• _Data listing_
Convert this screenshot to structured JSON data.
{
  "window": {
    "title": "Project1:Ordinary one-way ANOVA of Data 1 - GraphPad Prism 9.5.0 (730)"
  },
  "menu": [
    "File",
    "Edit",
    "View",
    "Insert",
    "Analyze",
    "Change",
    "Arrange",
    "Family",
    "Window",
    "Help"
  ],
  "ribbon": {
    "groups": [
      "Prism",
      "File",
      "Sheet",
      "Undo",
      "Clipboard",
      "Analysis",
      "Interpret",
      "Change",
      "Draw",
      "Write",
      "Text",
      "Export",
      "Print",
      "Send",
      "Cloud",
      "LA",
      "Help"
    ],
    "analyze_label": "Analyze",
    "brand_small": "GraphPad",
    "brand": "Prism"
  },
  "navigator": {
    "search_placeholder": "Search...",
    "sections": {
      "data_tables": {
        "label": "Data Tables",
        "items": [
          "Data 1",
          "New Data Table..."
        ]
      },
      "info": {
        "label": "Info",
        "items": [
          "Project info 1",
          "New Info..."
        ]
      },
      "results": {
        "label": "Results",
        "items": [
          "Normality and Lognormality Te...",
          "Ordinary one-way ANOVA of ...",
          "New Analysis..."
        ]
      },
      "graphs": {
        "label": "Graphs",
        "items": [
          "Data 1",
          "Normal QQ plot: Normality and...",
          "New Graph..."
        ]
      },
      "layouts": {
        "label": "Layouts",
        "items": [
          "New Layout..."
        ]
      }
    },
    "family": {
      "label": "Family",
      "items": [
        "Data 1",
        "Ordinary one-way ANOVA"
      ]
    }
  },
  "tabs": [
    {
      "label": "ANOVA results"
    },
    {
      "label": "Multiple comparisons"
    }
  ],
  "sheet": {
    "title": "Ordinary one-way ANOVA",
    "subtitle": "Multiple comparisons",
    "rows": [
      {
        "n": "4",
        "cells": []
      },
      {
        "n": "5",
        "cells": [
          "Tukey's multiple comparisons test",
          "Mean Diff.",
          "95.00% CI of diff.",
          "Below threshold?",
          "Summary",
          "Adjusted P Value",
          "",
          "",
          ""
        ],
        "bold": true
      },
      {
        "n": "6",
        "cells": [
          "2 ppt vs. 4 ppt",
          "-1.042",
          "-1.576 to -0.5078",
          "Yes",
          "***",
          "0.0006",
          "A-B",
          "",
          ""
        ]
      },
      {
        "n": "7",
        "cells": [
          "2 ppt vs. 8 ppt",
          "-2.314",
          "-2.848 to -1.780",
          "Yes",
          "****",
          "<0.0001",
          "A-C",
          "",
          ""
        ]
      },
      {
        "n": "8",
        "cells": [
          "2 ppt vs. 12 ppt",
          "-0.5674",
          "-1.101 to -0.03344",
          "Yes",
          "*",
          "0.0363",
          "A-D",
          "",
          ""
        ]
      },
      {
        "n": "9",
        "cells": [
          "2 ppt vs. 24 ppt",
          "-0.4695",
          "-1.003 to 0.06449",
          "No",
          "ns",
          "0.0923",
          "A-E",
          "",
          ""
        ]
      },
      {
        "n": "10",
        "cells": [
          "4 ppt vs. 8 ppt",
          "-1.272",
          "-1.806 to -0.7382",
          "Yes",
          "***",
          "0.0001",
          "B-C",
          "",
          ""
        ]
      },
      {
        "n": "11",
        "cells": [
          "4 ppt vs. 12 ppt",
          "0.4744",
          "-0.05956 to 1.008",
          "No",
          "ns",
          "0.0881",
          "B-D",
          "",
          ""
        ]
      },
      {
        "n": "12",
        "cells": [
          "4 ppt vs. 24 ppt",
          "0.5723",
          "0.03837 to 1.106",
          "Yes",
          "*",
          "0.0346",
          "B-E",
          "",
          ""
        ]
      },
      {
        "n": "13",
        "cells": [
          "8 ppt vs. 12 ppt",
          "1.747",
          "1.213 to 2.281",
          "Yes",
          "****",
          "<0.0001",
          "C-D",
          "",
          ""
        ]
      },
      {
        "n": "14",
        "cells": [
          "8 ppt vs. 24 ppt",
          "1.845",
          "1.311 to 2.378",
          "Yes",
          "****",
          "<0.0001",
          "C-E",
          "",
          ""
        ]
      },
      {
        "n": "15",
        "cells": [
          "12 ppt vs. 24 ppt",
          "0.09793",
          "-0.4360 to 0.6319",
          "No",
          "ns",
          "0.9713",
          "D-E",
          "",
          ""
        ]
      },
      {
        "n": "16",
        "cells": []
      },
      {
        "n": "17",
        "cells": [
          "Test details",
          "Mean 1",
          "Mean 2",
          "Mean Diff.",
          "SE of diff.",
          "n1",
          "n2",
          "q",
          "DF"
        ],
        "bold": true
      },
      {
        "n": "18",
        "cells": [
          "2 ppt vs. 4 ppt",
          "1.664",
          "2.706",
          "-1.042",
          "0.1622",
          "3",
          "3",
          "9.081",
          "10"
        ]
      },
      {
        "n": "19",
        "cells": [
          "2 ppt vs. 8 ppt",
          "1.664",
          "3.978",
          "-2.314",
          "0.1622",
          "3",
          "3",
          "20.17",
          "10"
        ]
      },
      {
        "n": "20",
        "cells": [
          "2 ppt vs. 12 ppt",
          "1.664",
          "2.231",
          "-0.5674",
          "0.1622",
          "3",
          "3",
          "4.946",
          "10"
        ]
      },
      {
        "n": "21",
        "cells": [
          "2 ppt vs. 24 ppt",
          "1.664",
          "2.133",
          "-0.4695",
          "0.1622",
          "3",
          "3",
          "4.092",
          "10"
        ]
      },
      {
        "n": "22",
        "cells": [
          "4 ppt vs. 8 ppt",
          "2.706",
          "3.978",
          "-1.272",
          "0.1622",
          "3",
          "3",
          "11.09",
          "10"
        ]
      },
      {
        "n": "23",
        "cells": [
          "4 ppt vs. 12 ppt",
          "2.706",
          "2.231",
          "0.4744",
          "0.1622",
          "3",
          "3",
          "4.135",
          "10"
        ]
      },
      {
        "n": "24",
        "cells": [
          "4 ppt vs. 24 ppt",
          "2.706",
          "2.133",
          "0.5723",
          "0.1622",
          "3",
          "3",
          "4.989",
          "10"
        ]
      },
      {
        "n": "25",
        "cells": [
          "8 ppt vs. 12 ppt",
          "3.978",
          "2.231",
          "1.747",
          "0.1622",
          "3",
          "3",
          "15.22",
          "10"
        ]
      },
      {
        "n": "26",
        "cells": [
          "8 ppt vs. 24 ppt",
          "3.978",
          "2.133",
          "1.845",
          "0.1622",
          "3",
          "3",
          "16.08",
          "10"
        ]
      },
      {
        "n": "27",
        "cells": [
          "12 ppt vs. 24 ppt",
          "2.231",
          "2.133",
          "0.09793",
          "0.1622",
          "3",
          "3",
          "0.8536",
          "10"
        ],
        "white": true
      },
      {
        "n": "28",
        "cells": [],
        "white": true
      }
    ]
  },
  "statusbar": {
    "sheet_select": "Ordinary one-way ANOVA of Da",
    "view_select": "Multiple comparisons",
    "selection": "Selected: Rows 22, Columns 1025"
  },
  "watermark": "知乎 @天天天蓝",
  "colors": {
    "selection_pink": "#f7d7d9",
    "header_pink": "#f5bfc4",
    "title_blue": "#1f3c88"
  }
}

• _Work instructions_
From the data above, extract every line in its exact form.

• _Worked answer_
Convert this screenshot to structured JSON data.
{
  "window": {
    "title": "Project1:Ordinary one-way ANOVA of Data 1 - GraphPad Prism 9.5.0 (730)"
  },
  "menu": [
    "File",
    "Edit",
    "View",
    "Insert",
    "Analyze",
    "Change",
    "Arrange",
    "Family",
    "Window",
    "Help"
  ],
  "ribbon": {
    "groups": [
      "Prism",
      "File",
      "Sheet",
      "Undo",
      "Clipboard",
      "Analysis",
      "Interpret",
      "Change",
      "Draw",
      "Write",
      "Text",
      "Export",
      "Print",
      "Send",
      "Cloud",
      "LA",
      "Help"
    ],
    "analyze_label": "Analyze",
    "brand_small": "GraphPad",
    "brand": "Prism"
  },
  "navigator": {
    "search_placeholder": "Search...",
    "sections": {
      "data_tables": {
        "label": "Data Tables",
        "items": [
          "Data 1",
          "New Data Table..."
        ]
      },
      "info": {
        "label": "Info",
        "items": [
          "Project info 1",
          "New Info..."
        ]
      },
      "results": {
        "label": "Results",
        "items": [
          "Normality and Lognormality Te...",
          "Ordinary one-way ANOVA of ...",
          "New Analysis..."
        ]
      },
      "graphs": {
        "label": "Graphs",
        "items": [
          "Data 1",
          "Normal QQ plot: Normality and...",
          "New Graph..."
        ]
      },
      "layouts": {
        "label": "Layouts",
        "items": [
          "New Layout..."
        ]
      }
    },
    "family": {
      "label": "Family",
      "items": [
        "Data 1",
        "Ordinary one-way ANOVA"
      ]
    }
  },
  "tabs": [
    {
      "label": "ANOVA results"
    },
    {
      "label": "Multiple comparisons"
    }
  ],
  "sheet": {
    "title": "Ordinary one-way ANOVA",
    "subtitle": "Multiple comparisons",
    "rows": [
      {
        "n": "4",
        "cells": []
      },
      {
        "n": "5",
        "cells": [
          "Tukey's multiple comparisons test",
          "Mean Diff.",
          "95.00% CI of diff.",
          "Below threshold?",
          "Summary",
          "Adjusted P Value",
          "",
          "",
          ""
        ],
        "bold": true
      },
      {
        "n": "6",
        "cells": [
          "2 ppt vs. 4 ppt",
          "-1.042",
          "-1.576 to -0.5078",
          "Yes",
          "***",
          "0.0006",
          "A-B",
          "",
          ""
        ]
      },
      {
        "n": "7",
        "cells": [
          "2 ppt vs. 8 ppt",
          "-2.314",
          "-2.848 to -1.780",
          "Yes",
          "****",
          "<0.0001",
          "A-C",
          "",
          ""
        ]
      },
      {
        "n": "8",
        "cells": [
          "2 ppt vs. 12 ppt",
          "-0.5674",
          "-1.101 to -0.03344",
          "Yes",
          "*",
          "0.0363",
          "A-D",
          "",
          ""
        ]
      },
      {
        "n": "9",
        "cells": [
          "2 ppt vs. 24 ppt",
          "-0.4695",
          "-1.003 to 0.06449",
          "No",
          "ns",
          "0.0923",
          "A-E",
          "",
          ""
        ]
      },
      {
        "n": "10",
        "cells": [
          "4 ppt vs. 8 ppt",
          "-1.272",
          "-1.806 to -0.7382",
          "Yes",
          "***",
          "0.0001",
          "B-C",
          "",
          ""
        ]
      },
      {
        "n": "11",
        "cells": [
          "4 ppt vs. 12 ppt",
          "0.4744",
          "-0.05956 to 1.008",
          "No",
          "ns",
          "0.0881",
          "B-D",
          "",
          ""
        ]
      },
      {
        "n": "12",
        "cells": [
          "4 ppt vs. 24 ppt",
          "0.5723",
          "0.03837 to 1.106",
          "Yes",
          "*",
          "0.0346",
          "B-E",
          "",
          ""
        ]
      },
      {
        "n": "13",
        "cells": [
          "8 ppt vs. 12 ppt",
          "1.747",
          "1.213 to 2.281",
          "Yes",
          "****",
          "<0.0001",
          "C-D",
          "",
          ""
        ]
      },
      {
        "n": "14",
        "cells": [
          "8 ppt vs. 24 ppt",
          "1.845",
          "1.311 to 2.378",
          "Yes",
          "****",
          "<0.0001",
          "C-E",
          "",
          ""
        ]
      },
      {
        "n": "15",
        "cells": [
          "12 ppt vs. 24 ppt",
          "0.09793",
          "-0.4360 to 0.6319",
          "No",
          "ns",
          "0.9713",
          "D-E",
          "",
          ""
        ]
      },
      {
        "n": "16",
        "cells": []
      },
      {
        "n": "17",
        "cells": [
          "Test details",
          "Mean 1",
          "Mean 2",
          "Mean Diff.",
          "SE of diff.",
          "n1",
          "n2",
          "q",
          "DF"
        ],
        "bold": true
      },
      {
        "n": "18",
        "cells": [
          "2 ppt vs. 4 ppt",
          "1.664",
          "2.706",
          "-1.042",
          "0.1622",
          "3",
          "3",
          "9.081",
          "10"
        ]
      },
      {
        "n": "19",
        "cells": [
          "2 ppt vs. 8 ppt",
          "1.664",
          "3.978",
          "-2.314",
          "0.1622",
          "3",
          "3",
          "20.17",
          "10"
        ]
      },
      {
        "n": "20",
        "cells": [
          "2 ppt vs. 12 ppt",
          "1.664",
          "2.231",
          "-0.5674",
          "0.1622",
          "3",
          "3",
          "4.946",
          "10"
        ]
      },
      {
        "n": "21",
        "cells": [
          "2 ppt vs. 24 ppt",
          "1.664",
          "2.133",
          "-0.4695",
          "0.1622",
          "3",
          "3",
          "4.092",
          "10"
        ]
      },
      {
        "n": "22",
        "cells": [
          "4 ppt vs. 8 ppt",
          "2.706",
          "3.978",
          "-1.272",
          "0.1622",
          "3",
          "3",
          "11.09",
          "10"
        ]
      },
      {
        "n": "23",
        "cells": [
          "4 ppt vs. 12 ppt",
          "2.706",
          "2.231",
          "0.4744",
          "0.1622",
          "3",
          "3",
          "4.135",
          "10"
        ]
      },
      {
        "n": "24",
        "cells": [
          "4 ppt vs. 24 ppt",
          "2.706",
          "2.133",
          "0.5723",
          "0.1622",
          "3",
          "3",
          "4.989",
          "10"
        ]
      },
      {
        "n": "25",
        "cells": [
          "8 ppt vs. 12 ppt",
          "3.978",
          "2.231",
          "1.747",
          "0.1622",
          "3",
          "3",
          "15.22",
          "10"
        ]
      },
      {
        "n": "26",
        "cells": [
          "8 ppt vs. 24 ppt",
          "3.978",
          "2.133",
          "1.845",
          "0.1622",
          "3",
          "3",
          "16.08",
          "10"
        ]
      },
      {
        "n": "27",
        "cells": [
          "12 ppt vs. 24 ppt",
          "2.231",
          "2.133",
          "0.09793",
          "0.1622",
          "3",
          "3",
          "0.8536",
          "10"
        ],
        "white": true
      },
      {
        "n": "28",
        "cells": [],
        "white": true
      }
    ]
  },
  "statusbar": {
    "sheet_select": "Ordinary one-way ANOVA of Da",
    "view_select": "Multiple comparisons",
    "selection": "Selected: Rows 22, Columns 1025"
  },
  "watermark": "知乎 @天天天蓝",
  "colors": {
    "selection_pink": "#f7d7d9",
    "header_pink": "#f5bfc4",
    "title_blue": "#1f3c88"
  }
}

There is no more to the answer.